→ Request:
Copy out every record below, word for word.

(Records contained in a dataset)
## START
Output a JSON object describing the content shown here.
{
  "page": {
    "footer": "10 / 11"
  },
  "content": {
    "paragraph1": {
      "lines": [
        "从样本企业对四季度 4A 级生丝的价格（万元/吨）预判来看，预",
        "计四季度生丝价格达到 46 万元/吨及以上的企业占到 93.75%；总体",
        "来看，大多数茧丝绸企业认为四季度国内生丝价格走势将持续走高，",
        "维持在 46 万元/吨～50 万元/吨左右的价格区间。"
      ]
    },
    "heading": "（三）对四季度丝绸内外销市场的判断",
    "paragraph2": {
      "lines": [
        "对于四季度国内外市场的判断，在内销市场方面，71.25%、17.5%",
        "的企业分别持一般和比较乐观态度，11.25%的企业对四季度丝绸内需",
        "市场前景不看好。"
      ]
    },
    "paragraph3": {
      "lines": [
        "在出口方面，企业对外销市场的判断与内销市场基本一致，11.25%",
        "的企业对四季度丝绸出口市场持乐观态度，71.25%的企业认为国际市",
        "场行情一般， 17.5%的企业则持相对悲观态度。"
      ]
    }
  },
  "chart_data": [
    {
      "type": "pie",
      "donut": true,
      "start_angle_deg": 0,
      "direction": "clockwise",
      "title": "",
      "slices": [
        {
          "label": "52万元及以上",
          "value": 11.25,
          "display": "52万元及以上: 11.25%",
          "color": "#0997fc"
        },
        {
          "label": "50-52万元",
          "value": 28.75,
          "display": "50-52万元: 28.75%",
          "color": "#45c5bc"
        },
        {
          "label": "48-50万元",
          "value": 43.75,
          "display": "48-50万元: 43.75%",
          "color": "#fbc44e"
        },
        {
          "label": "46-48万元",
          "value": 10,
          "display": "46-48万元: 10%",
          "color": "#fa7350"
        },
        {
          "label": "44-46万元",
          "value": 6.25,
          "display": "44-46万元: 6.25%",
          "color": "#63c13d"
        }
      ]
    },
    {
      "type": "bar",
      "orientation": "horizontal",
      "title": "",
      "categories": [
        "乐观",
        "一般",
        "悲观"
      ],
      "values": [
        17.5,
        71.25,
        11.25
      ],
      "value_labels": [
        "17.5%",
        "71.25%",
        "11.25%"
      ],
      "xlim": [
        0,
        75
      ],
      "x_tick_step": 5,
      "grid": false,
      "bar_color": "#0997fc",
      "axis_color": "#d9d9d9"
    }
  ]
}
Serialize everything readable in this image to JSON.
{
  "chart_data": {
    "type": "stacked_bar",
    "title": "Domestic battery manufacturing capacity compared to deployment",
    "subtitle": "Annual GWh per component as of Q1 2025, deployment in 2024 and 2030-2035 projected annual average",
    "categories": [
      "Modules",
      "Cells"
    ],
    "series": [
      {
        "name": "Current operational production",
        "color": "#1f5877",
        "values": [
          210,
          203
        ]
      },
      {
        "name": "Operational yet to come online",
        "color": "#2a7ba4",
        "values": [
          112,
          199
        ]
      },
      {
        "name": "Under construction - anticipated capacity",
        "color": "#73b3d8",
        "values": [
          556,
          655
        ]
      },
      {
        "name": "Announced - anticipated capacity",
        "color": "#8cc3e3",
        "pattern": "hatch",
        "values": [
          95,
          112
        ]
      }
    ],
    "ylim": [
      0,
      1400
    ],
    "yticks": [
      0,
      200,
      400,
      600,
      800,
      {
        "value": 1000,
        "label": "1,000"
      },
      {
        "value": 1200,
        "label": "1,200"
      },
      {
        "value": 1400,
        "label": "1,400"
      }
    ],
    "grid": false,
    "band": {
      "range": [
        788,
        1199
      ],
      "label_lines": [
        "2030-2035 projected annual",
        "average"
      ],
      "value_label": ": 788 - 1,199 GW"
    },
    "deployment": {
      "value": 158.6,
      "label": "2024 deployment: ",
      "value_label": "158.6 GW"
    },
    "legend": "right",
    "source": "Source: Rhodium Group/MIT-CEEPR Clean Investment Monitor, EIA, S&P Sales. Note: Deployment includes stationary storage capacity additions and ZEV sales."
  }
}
## END
→ The reply:
Output a JSON object describing the content shown here.
{
  "page": {
    "footer": "10 / 11"
  },
  "content": {
    "paragraph1": {
      "lines": [
        "从样本企业对四季度 4A 级生丝的价格（万元/吨）预判来看，预",
        "计四季度生丝价格达到 46 万元/吨及以上的企业占到 93.75%；总体",
        "来看，大多数茧丝绸企业认为四季度国内生丝价格走势将持续走高，",
        "维持在 46 万元/吨～50 万元/吨左右的价格区间。"
      ]
    },
    "heading": "（三）对四季度丝绸内外销市场的判断",
    "paragraph2": {
      "lines": [
        "对于四季度国内外市场的判断，在内销市场方面，71.25%、17.5%",
        "的企业分别持一般和比较乐观态度，11.25%的企业对四季度丝绸内需",
        "市场前景不看好。"
      ]
    },
    "paragraph3": {
      "lines": [
        "在出口方面，企业对外销市场的判断与内销市场基本一致，11.25%",
        "的企业对四季度丝绸出口市场持乐观态度，71.25%的企业认为国际市",
        "场行情一般， 17.5%的企业则持相对悲观态度。"
      ]
    }
  },
  "chart_data": [
    {
      "type": "pie",
      "donut": true,
      "start_angle_deg": 0,
      "direction": "clockwise",
      "title": "",
      "slices": [
        {
          "label": "52万元及以上",
          "value": 11.25,
          "display": "52万元及以上: 11.25%",
          "color": "#0997fc"
        },
        {
          "label": "50-52万元",
          "value": 28.75,
          "display": "50-52万元: 28.75%",
          "color": "#45c5bc"
        },
        {
          "label": "48-50万元",
          "value": 43.75,
          "display": "48-50万元: 43.75%",
          "color": "#fbc44e"
        },
        {
          "label": "46-48万元",
          "value": 10,
          "display": "46-48万元: 10%",
          "color": "#fa7350"
        },
        {
          "label": "44-46万元",
          "value": 6.25,
          "display": "44-46万元: 6.25%",
          "color": "#63c13d"
        }
      ]
    },
    {
      "type": "bar",
      "orientation": "horizontal",
      "title": "",
      "categories": [
        "乐观",
        "一般",
        "悲观"
      ],
      "values": [
        17.5,
        71.25,
        11.25
      ],
      "value_labels": [
        "17.5%",
        "71.25%",
        "11.25%"
      ],
      "xlim": [
        0,
        75
      ],
      "x_tick_step": 5,
      "grid": false,
      "bar_color": "#0997fc",
      "axis_color": "#d9d9d9"
    }
  ]
}
Serialize everything readable in this image to JSON.
{
  "chart_data": {
    "type": "stacked_bar",
    "title": "Domestic battery manufacturing capacity compared to deployment",
    "subtitle": "Annual GWh per component as of Q1 2025, deployment in 2024 and 2030-2035 projected annual average",
    "categories": [
      "Modules",
      "Cells"
    ],
    "series": [
      {
        "name": "Current operational production",
        "color": "#1f5877",
        "values": [
          210,
          203
        ]
      },
      {
        "name": "Operational yet to come online",
        "color": "#2a7ba4",
        "values": [
          112,
          199
        ]
      },
      {
        "name": "Under construction - anticipated capacity",
        "color": "#73b3d8",
        "values": [
          556,
          655
        ]
      },
      {
        "name": "Announced - anticipated capacity",
        "color": "#8cc3e3",
        "pattern": "hatch",
        "values": [
          95,
          112
        ]
      }
    ],
    "ylim": [
      0,
      1400
    ],
    "yticks": [
      0,
      200,
      400,
      600,
      800,
      {
        "value": 1000,
        "label": "1,000"
      },
      {
        "value": 1200,
        "label": "1,200"
      },
      {
        "value": 1400,
        "label": "1,400"
      }
    ],
    "grid": false,
    "band": {
      "range": [
        788,
        1199
      ],
      "label_lines": [
        "2030-2035 projected annual",
        "average"
      ],
      "value_label": ": 788 - 1,199 GW"
    },
    "deployment": {
      "value": 158.6,
      "label": "2024 deployment: ",
      "value_label": "158.6 GW"
    },
    "legend": "right",
    "source": "Source: Rhodium Group/MIT-CEEPR Clean Investment Monitor, EIA, S&P Sales. Note: Deployment includes stationary storage capacity additions and ZEV sales."
  }
}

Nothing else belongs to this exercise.